→ **Task objective**
Single out each line with the word "farului" and copy it.

Source records
◆ ◆ ◆

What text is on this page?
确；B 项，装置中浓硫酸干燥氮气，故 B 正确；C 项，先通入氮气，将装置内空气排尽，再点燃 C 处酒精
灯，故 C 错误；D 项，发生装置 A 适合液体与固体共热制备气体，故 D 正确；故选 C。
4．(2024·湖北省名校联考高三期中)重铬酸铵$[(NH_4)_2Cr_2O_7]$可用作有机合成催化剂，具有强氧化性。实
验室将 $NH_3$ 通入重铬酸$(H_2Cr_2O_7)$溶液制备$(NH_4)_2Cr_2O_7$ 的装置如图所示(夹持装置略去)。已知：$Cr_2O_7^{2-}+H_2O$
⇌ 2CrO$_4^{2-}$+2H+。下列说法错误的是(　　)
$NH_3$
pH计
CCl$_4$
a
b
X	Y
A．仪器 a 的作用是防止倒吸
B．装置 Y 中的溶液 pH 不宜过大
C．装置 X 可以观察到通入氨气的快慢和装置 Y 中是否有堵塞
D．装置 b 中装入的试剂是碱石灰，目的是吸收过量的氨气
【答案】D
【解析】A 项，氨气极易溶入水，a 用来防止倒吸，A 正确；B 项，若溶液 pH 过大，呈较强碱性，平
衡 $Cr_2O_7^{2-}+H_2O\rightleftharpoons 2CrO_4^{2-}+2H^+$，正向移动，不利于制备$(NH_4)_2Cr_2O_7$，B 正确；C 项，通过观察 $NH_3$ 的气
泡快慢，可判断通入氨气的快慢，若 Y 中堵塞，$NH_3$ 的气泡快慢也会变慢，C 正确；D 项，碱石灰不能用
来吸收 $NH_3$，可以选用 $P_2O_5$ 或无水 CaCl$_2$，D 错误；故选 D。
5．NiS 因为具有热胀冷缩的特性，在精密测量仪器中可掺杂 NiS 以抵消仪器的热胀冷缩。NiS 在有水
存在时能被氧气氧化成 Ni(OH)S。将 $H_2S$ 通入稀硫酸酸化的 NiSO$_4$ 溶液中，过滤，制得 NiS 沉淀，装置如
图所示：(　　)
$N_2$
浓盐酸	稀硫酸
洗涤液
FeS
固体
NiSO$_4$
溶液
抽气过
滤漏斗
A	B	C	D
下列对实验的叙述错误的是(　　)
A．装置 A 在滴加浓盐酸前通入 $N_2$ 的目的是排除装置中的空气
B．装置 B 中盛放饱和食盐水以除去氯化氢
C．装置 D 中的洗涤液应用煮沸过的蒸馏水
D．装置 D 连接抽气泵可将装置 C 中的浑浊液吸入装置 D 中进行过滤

◆ ◆ ◆

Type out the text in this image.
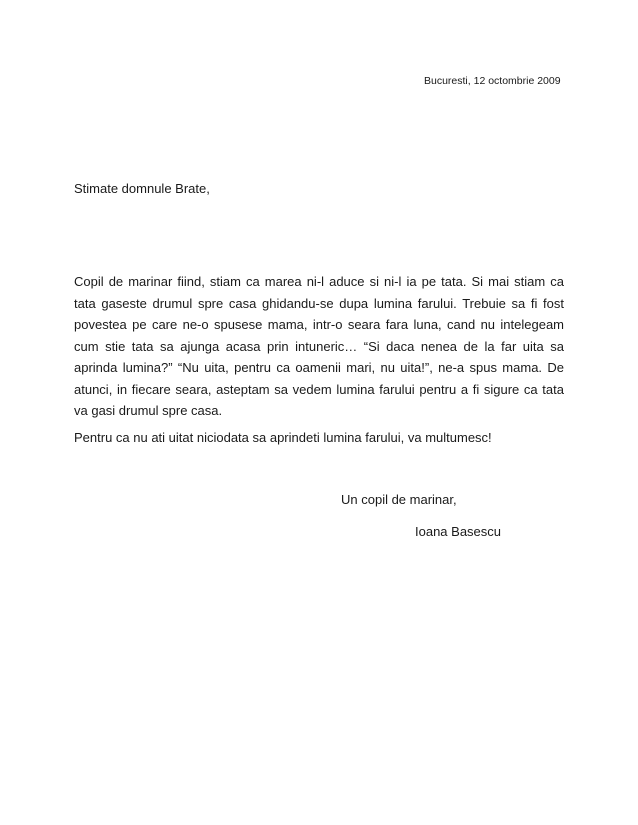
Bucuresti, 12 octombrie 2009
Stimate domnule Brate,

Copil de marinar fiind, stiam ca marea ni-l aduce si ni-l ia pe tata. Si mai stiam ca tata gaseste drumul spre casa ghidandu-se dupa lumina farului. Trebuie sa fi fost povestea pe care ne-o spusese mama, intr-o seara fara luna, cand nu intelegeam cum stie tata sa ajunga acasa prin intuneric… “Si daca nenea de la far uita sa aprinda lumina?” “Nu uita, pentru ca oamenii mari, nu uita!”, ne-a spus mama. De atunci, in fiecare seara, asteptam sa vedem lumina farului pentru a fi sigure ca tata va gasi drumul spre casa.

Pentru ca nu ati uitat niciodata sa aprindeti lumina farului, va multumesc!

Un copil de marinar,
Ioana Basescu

◆ ◆ ◆

→ **Response to this exercise**
Copil de marinar fiind, stiam ca marea ni-l aduce si ni-l ia pe tata. Si mai stiam ca tata gaseste drumul spre casa ghidandu-se dupa lumina farului. Trebuie sa fi fost povestea pe care ne-o spusese mama, intr-o seara fara luna, cand nu intelegeam cum stie tata sa ajunga acasa prin intuneric… “Si daca nenea de la far uita sa aprinda lumina?” “Nu uita, pentru ca oamenii mari, nu uita!”, ne-a spus mama. De atunci, in fiecare seara, asteptam sa vedem lumina farului pentru a fi sigure ca tata va gasi drumul spre casa.
Pentru ca nu ati uitat niciodata sa aprindeti lumina farului, va multumesc!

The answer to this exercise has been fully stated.